** start Data shown **

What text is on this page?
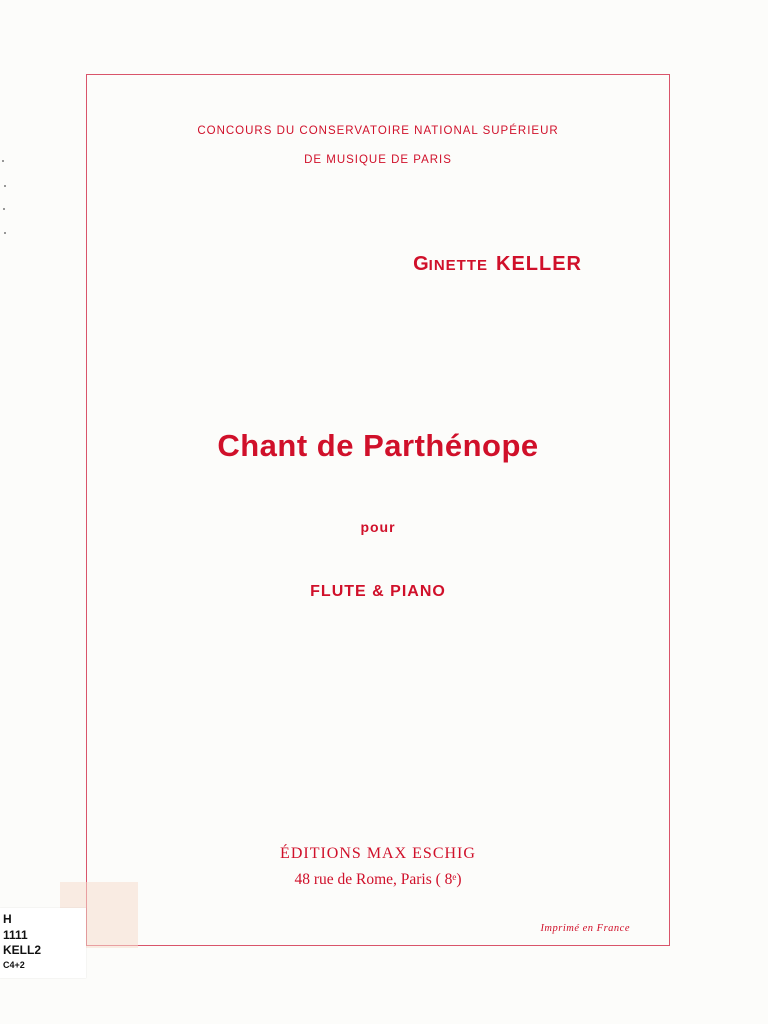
CONCOURS DU CONSERVATOIRE NATIONAL SUPÉRIEUR
DE MUSIQUE DE PARIS
GINETTE KELLER
Chant de Parthénope
pour
FLUTE & PIANO
ÉDITIONS MAX ESCHIG
48 rue de Rome, Paris ( 8ᵉ)
Imprimé en France
H
1111
KELL2
C4+2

** end Data shown **

## Task to complete
Reproduce the material in full, word for word, and omit the pictures.

## Solution
What text is on this page?
CONCOURS DU CONSERVATOIRE NATIONAL SUPÉRIEUR
DE MUSIQUE DE PARIS
GINETTE KELLER
Chant de Parthénope
pour
FLUTE & PIANO
ÉDITIONS MAX ESCHIG
48 rue de Rome, Paris ( 8ᵉ)
Imprimé en France
H
1111
KELL2
C4+2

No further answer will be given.